ABOUT THIS EXERCISE:
Using the listing below, determine the count of lines with the word "gmail" and reply only with it.

DATA EXTRACT:
-------

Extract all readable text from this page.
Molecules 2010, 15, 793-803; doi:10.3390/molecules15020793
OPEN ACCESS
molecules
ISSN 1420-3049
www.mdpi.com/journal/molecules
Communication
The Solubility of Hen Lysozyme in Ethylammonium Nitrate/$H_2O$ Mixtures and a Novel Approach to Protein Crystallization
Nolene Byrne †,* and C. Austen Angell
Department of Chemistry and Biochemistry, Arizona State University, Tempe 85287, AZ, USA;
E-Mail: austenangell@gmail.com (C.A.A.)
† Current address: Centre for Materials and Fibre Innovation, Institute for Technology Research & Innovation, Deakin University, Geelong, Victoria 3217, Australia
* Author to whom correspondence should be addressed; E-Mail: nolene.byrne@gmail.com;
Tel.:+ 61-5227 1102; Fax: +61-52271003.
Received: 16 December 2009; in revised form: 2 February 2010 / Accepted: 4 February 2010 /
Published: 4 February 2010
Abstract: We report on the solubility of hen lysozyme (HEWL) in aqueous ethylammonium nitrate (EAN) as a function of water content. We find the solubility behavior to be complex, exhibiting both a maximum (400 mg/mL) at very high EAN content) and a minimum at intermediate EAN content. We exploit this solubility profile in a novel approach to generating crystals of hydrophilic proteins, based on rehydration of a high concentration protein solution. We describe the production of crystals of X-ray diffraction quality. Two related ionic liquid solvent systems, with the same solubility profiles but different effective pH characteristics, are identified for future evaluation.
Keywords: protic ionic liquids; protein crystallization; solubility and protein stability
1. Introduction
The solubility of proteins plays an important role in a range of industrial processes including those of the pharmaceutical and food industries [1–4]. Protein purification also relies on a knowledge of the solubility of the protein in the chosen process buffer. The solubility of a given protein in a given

-------

EXERCISE RESULT:
2